_TASK REQUIREMENTS:_ List all lines in the material below that contain "color".

— start RECORDS SHOWN —

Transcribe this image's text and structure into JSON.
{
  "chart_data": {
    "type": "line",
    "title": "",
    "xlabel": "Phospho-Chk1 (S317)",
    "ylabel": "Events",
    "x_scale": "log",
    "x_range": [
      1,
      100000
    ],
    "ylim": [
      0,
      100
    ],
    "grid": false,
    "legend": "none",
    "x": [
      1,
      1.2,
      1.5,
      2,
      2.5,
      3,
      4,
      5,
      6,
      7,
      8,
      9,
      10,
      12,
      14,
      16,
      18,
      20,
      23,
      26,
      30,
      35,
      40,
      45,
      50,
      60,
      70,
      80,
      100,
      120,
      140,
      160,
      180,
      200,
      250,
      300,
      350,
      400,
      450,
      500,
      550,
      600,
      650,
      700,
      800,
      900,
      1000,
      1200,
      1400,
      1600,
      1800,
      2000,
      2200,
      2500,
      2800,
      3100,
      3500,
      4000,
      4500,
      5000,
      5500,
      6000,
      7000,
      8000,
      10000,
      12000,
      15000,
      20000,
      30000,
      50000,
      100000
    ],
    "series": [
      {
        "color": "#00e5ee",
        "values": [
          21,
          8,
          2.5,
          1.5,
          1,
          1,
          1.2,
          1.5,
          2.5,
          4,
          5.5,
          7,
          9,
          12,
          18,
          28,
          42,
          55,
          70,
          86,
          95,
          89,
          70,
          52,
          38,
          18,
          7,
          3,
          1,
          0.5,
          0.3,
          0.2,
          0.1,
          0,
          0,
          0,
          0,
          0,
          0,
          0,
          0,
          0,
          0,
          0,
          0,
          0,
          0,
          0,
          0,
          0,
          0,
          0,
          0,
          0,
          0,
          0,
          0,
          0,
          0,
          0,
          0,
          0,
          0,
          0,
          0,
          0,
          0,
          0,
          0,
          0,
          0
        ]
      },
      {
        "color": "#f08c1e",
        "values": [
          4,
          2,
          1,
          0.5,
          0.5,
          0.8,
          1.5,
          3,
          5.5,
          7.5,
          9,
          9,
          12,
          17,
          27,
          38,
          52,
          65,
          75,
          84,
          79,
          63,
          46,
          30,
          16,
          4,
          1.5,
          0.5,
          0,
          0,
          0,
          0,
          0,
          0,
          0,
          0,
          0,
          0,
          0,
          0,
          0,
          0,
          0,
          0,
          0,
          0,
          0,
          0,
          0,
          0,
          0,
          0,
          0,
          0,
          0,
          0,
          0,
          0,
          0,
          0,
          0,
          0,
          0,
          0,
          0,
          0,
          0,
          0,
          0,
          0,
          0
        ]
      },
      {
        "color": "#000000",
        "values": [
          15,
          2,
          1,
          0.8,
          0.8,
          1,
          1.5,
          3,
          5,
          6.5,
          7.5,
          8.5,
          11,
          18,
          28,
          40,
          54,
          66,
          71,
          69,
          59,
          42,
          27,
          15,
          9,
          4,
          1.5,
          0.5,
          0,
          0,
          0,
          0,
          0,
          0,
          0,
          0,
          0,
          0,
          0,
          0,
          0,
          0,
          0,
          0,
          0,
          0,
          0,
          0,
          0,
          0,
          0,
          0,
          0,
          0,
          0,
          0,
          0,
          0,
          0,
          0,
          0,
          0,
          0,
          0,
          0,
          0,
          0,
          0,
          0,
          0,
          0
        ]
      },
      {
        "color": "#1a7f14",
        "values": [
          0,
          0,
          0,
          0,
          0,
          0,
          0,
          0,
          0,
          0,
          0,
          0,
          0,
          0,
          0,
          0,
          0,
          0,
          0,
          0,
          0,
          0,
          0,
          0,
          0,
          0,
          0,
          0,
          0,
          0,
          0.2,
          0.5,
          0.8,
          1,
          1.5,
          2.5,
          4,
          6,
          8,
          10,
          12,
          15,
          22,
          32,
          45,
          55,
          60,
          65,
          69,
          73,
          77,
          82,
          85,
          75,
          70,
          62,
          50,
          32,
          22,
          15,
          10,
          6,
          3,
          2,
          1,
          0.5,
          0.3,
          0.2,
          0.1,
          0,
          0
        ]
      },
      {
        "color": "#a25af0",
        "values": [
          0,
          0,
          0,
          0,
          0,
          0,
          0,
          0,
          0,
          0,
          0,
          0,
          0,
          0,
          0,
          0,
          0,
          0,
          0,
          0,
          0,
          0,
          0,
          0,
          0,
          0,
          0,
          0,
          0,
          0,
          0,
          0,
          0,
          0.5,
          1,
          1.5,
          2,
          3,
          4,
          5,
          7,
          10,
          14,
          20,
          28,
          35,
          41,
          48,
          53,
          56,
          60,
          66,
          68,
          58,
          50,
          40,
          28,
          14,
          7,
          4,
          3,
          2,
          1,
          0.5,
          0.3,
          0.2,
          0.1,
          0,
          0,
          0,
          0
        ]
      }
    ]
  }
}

— end RECORDS SHOWN —

_EXERCISE ANSWER:_
        "color": "#00e5ee",
        "color": "#f08c1e",
        "color": "#000000",
        "color": "#1a7f14",
        "color": "#a25af0",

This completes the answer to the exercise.